Lines of data:
_ _ _

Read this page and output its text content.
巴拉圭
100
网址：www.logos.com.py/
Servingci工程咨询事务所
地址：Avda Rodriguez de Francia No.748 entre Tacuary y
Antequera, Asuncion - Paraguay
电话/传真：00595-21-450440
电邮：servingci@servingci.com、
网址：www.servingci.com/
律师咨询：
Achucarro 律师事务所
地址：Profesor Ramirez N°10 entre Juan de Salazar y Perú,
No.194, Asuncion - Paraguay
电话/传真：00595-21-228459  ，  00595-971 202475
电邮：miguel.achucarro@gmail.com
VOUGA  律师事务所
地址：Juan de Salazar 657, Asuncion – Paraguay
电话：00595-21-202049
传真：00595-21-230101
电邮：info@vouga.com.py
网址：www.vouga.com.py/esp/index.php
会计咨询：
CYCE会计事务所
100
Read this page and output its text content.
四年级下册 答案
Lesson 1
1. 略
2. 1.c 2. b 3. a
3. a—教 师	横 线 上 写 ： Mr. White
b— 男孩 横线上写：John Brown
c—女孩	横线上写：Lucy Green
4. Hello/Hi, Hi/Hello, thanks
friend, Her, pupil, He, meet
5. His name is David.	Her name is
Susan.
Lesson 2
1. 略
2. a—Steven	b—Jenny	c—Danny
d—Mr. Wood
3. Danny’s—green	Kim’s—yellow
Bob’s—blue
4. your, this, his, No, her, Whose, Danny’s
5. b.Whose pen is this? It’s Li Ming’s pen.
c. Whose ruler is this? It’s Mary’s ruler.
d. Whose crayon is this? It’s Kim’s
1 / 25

_ _ _

Given task: Select every line where the word "Asuncion" occurs.

The response:
Antequera, Asuncion - Paraguay
No.194, Asuncion - Paraguay
地址：Juan de Salazar 657, Asuncion – Paraguay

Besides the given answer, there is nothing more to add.